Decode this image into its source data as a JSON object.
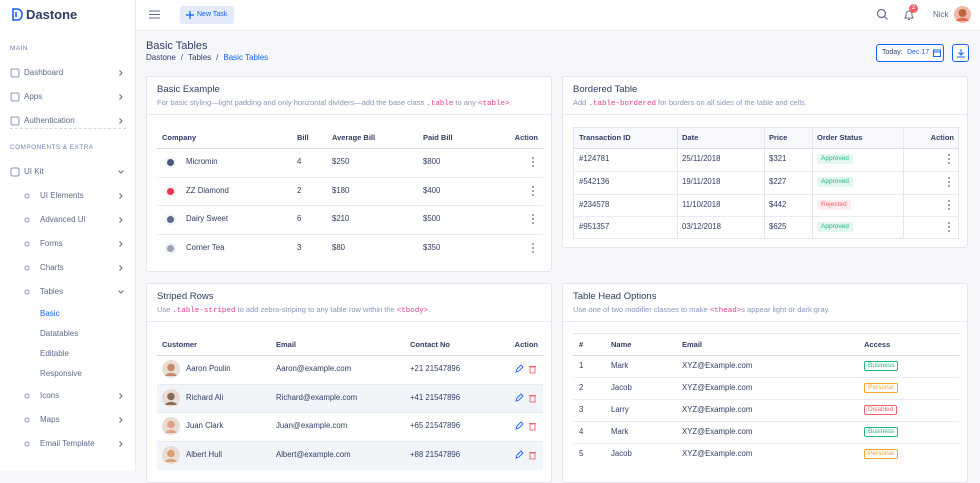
{
  "brand": "Dastone",
  "topbar": {
    "new_task": "New Task",
    "notifications": "2",
    "user": "Nick"
  },
  "sidebar": {
    "sections": [
      {
        "title": "MAIN",
        "items": [
          {
            "label": "Dashboard",
            "arrow": true
          },
          {
            "label": "Apps",
            "arrow": true
          },
          {
            "label": "Authentication",
            "arrow": true
          }
        ]
      },
      {
        "title": "COMPONENTS & EXTRA",
        "items": [
          {
            "label": "UI Kit",
            "arrow": true,
            "open": true,
            "children": [
              {
                "label": "UI Elements",
                "arrow": true
              },
              {
                "label": "Advanced UI",
                "arrow": true
              },
              {
                "label": "Forms",
                "arrow": true
              },
              {
                "label": "Charts",
                "arrow": true
              },
              {
                "label": "Tables",
                "arrow": true,
                "open": true,
                "children": [
                  {
                    "label": "Basic",
                    "active": true
                  },
                  {
                    "label": "Datatables"
                  },
                  {
                    "label": "Editable"
                  },
                  {
                    "label": "Responsive"
                  }
                ]
              },
              {
                "label": "Icons",
                "arrow": true
              },
              {
                "label": "Maps",
                "arrow": true
              },
              {
                "label": "Email Template",
                "arrow": true
              }
            ]
          }
        ]
      }
    ]
  },
  "page": {
    "title": "Basic Tables",
    "breadcrumb": [
      "Dastone",
      "Tables",
      "Basic Tables"
    ],
    "date_label": "Today:",
    "date": "Dec 17"
  },
  "cards": [
    {
      "title": "Basic Example",
      "description": [
        {
          "text": "For basic styling—light padding and only horizontal dividers—add the base class "
        },
        {
          "code": ".table"
        },
        {
          "text": " to any "
        },
        {
          "code": "<table>"
        },
        {
          "text": "."
        }
      ],
      "columns": [
        "Company",
        "Bill",
        "Average Bill",
        "Paid Bill",
        "Action"
      ],
      "rows": [
        [
          "Micromin",
          "4",
          "$250",
          "$800"
        ],
        [
          "ZZ Diamond",
          "2",
          "$180",
          "$400"
        ],
        [
          "Dairy Sweet",
          "6",
          "$210",
          "$500"
        ],
        [
          "Corner Tea",
          "3",
          "$80",
          "$350"
        ]
      ]
    },
    {
      "title": "Bordered Table",
      "description": [
        {
          "text": "Add "
        },
        {
          "code": ".table-bordered"
        },
        {
          "text": " for borders on all sides of the table and cells."
        }
      ],
      "columns": [
        "Transaction ID",
        "Date",
        "Price",
        "Order Status",
        "Action"
      ],
      "rows": [
        [
          "#124781",
          "25/11/2018",
          "$321",
          {
            "text": "Approved",
            "color": "#22b783"
          }
        ],
        [
          "#542136",
          "19/11/2018",
          "$227",
          {
            "text": "Approved",
            "color": "#22b783"
          }
        ],
        [
          "#234578",
          "11/10/2018",
          "$442",
          {
            "text": "Rejected",
            "color": "#f1646c"
          }
        ],
        [
          "#951357",
          "03/12/2018",
          "$625",
          {
            "text": "Approved",
            "color": "#22b783"
          }
        ]
      ]
    },
    {
      "title": "Striped Rows",
      "description": [
        {
          "text": "Use "
        },
        {
          "code": ".table-striped"
        },
        {
          "text": " to add zebra-striping to any table row within the "
        },
        {
          "code": "<tbody>"
        },
        {
          "text": "."
        }
      ],
      "columns": [
        "Customer",
        "Email",
        "Contact No",
        "Action"
      ],
      "rows": [
        [
          "Aaron Poulin",
          "Aaron@example.com",
          "+21 21547896"
        ],
        [
          "Richard Ali",
          "Richard@example.com",
          "+41 21547896"
        ],
        [
          "Juan Clark",
          "Juan@example.com",
          "+65 21547896"
        ],
        [
          "Albert Hull",
          "Albert@example.com",
          "+88 21547896"
        ]
      ]
    },
    {
      "title": "Table Head Options",
      "description": [
        {
          "text": "Use one of two modifier classes to make "
        },
        {
          "code": "<thead>"
        },
        {
          "text": "s appear light or dark gray."
        }
      ],
      "columns": [
        "#",
        "Name",
        "Email",
        "Access"
      ],
      "rows": [
        [
          "1",
          "Mark",
          "XYZ@Example.com",
          {
            "text": "Business",
            "color": "#22b783"
          }
        ],
        [
          "2",
          "Jacob",
          "XYZ@Example.com",
          {
            "text": "Personal",
            "color": "#ffa52b"
          }
        ],
        [
          "3",
          "Larry",
          "XYZ@Example.com",
          {
            "text": "Disabled",
            "color": "#f1646c"
          }
        ],
        [
          "4",
          "Mark",
          "XYZ@Example.com",
          {
            "text": "Business",
            "color": "#22b783"
          }
        ],
        [
          "5",
          "Jacob",
          "XYZ@Example.com",
          {
            "text": "Personal",
            "color": "#ffa52b"
          }
        ]
      ]
    }
  ]
}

- [What to produce] Set down the data above exactly as written. Omit the pictures.

- [Problem solution]
Decode this image into its source data as a JSON object.
{
  "brand": "Dastone",
  "topbar": {
    "new_task": "New Task",
    "notifications": "2",
    "user": "Nick"
  },
  "sidebar": {
    "sections": [
      {
        "title": "MAIN",
        "items": [
          {
            "label": "Dashboard",
            "arrow": true
          },
          {
            "label": "Apps",
            "arrow": true
          },
          {
            "label": "Authentication",
            "arrow": true
          }
        ]
      },
      {
        "title": "COMPONENTS & EXTRA",
        "items": [
          {
            "label": "UI Kit",
            "arrow": true,
            "open": true,
            "children": [
              {
                "label": "UI Elements",
                "arrow": true
              },
              {
                "label": "Advanced UI",
                "arrow": true
              },
              {
                "label": "Forms",
                "arrow": true
              },
              {
                "label": "Charts",
                "arrow": true
              },
              {
                "label": "Tables",
                "arrow": true,
                "open": true,
                "children": [
                  {
                    "label": "Basic",
                    "active": true
                  },
                  {
                    "label": "Datatables"
                  },
                  {
                    "label": "Editable"
                  },
                  {
                    "label": "Responsive"
                  }
                ]
              },
              {
                "label": "Icons",
                "arrow": true
              },
              {
                "label": "Maps",
                "arrow": true
              },
              {
                "label": "Email Template",
                "arrow": true
              }
            ]
          }
        ]
      }
    ]
  },
  "page": {
    "title": "Basic Tables",
    "breadcrumb": [
      "Dastone",
      "Tables",
      "Basic Tables"
    ],
    "date_label": "Today:",
    "date": "Dec 17"
  },
  "cards": [
    {
      "title": "Basic Example",
      "description": [
        {
          "text": "For basic styling—light padding and only horizontal dividers—add the base class "
        },
        {
          "code": ".table"
        },
        {
          "text": " to any "
        },
        {
          "code": "<table>"
        },
        {
          "text": "."
        }
      ],
      "columns": [
        "Company",
        "Bill",
        "Average Bill",
        "Paid Bill",
        "Action"
      ],
      "rows": [
        [
          "Micromin",
          "4",
          "$250",
          "$800"
        ],
        [
          "ZZ Diamond",
          "2",
          "$180",
          "$400"
        ],
        [
          "Dairy Sweet",
          "6",
          "$210",
          "$500"
        ],
        [
          "Corner Tea",
          "3",
          "$80",
          "$350"
        ]
      ]
    },
    {
      "title": "Bordered Table",
      "description": [
        {
          "text": "Add "
        },
        {
          "code": ".table-bordered"
        },
        {
          "text": " for borders on all sides of the table and cells."
        }
      ],
      "columns": [
        "Transaction ID",
        "Date",
        "Price",
        "Order Status",
        "Action"
      ],
      "rows": [
        [
          "#124781",
          "25/11/2018",
          "$321",
          {
            "text": "Approved",
            "color": "#22b783"
          }
        ],
        [
          "#542136",
          "19/11/2018",
          "$227",
          {
            "text": "Approved",
            "color": "#22b783"
          }
        ],
        [
          "#234578",
          "11/10/2018",
          "$442",
          {
            "text": "Rejected",
            "color": "#f1646c"
          }
        ],
        [
          "#951357",
          "03/12/2018",
          "$625",
          {
            "text": "Approved",
            "color": "#22b783"
          }
        ]
      ]
    },
    {
      "title": "Striped Rows",
      "description": [
        {
          "text": "Use "
        },
        {
          "code": ".table-striped"
        },
        {
          "text": " to add zebra-striping to any table row within the "
        },
        {
          "code": "<tbody>"
        },
        {
          "text": "."
        }
      ],
      "columns": [
        "Customer",
        "Email",
        "Contact No",
        "Action"
      ],
      "rows": [
        [
          "Aaron Poulin",
          "Aaron@example.com",
          "+21 21547896"
        ],
        [
          "Richard Ali",
          "Richard@example.com",
          "+41 21547896"
        ],
        [
          "Juan Clark",
          "Juan@example.com",
          "+65 21547896"
        ],
        [
          "Albert Hull",
          "Albert@example.com",
          "+88 21547896"
        ]
      ]
    },
    {
      "title": "Table Head Options",
      "description": [
        {
          "text": "Use one of two modifier classes to make "
        },
        {
          "code": "<thead>"
        },
        {
          "text": "s appear light or dark gray."
        }
      ],
      "columns": [
        "#",
        "Name",
        "Email",
        "Access"
      ],
      "rows": [
        [
          "1",
          "Mark",
          "XYZ@Example.com",
          {
            "text": "Business",
            "color": "#22b783"
          }
        ],
        [
          "2",
          "Jacob",
          "XYZ@Example.com",
          {
            "text": "Personal",
            "color": "#ffa52b"
          }
        ],
        [
          "3",
          "Larry",
          "XYZ@Example.com",
          {
            "text": "Disabled",
            "color": "#f1646c"
          }
        ],
        [
          "4",
          "Mark",
          "XYZ@Example.com",
          {
            "text": "Business",
            "color": "#22b783"
          }
        ],
        [
          "5",
          "Jacob",
          "XYZ@Example.com",
          {
            "text": "Personal",
            "color": "#ffa52b"
          }
        ]
      ]
    }
  ]
}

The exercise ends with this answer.